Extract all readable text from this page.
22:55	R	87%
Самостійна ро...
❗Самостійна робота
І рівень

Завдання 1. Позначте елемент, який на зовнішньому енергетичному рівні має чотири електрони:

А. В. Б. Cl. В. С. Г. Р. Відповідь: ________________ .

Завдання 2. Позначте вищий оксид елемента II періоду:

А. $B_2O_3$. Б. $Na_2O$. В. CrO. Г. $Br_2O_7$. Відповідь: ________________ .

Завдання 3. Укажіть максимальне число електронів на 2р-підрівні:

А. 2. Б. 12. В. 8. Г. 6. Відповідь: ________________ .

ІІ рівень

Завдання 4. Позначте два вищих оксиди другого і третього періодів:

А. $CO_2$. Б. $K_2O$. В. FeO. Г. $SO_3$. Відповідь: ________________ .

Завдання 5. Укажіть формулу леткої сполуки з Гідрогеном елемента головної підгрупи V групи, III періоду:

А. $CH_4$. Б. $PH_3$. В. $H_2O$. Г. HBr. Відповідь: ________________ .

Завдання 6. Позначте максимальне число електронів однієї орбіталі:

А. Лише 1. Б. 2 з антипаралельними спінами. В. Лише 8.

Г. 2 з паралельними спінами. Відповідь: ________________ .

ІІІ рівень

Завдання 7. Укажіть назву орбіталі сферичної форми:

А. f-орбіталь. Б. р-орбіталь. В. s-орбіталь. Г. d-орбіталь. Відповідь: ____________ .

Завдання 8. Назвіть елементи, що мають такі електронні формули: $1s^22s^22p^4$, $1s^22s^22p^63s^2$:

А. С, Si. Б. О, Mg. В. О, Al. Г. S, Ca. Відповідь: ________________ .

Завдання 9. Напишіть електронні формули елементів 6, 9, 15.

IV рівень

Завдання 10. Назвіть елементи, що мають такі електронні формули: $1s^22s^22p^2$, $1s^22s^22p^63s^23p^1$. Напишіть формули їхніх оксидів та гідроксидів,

● What is required: Look through the material above. Copy each line where the word "елемента" appears.

● Final result:
Завдання 2. Позначте вищий оксид елемента II періоду:
Завдання 5. Укажіть формулу леткої сполуки з Гідрогеном елемента головної підгрупи V групи, III періоду:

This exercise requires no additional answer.